*RECORDS FOR PROCESSING*.
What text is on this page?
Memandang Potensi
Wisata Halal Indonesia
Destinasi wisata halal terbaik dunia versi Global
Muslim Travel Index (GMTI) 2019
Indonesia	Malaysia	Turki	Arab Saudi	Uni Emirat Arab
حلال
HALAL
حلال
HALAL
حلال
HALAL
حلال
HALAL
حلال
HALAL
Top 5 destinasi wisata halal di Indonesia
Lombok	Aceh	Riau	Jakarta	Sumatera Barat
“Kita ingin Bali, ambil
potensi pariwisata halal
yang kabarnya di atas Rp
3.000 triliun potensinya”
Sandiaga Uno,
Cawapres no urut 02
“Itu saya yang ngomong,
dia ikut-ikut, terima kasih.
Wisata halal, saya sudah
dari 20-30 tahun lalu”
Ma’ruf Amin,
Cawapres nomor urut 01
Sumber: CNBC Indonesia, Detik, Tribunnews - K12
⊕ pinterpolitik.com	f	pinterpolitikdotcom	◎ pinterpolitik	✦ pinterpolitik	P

...

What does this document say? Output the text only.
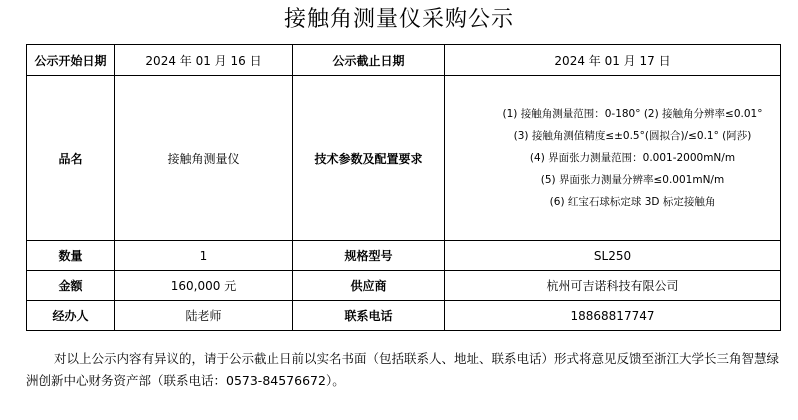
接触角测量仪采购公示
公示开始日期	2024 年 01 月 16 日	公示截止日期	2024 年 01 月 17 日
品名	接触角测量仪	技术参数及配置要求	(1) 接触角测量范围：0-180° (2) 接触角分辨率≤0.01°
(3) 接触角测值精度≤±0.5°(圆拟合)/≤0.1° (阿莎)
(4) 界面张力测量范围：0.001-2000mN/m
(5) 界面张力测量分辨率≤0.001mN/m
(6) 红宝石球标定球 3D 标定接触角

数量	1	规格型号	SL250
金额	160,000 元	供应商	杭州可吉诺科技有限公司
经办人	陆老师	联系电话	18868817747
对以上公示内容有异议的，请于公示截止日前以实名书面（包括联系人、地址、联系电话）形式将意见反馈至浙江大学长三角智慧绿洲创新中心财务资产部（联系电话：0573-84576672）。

*INSTRUCTIONS FOR THE TASK*. In the listing above, locate each line with "urut" and copy it.

*FINAL RESULT*.
Cawapres no urut 02
Cawapres nomor urut 01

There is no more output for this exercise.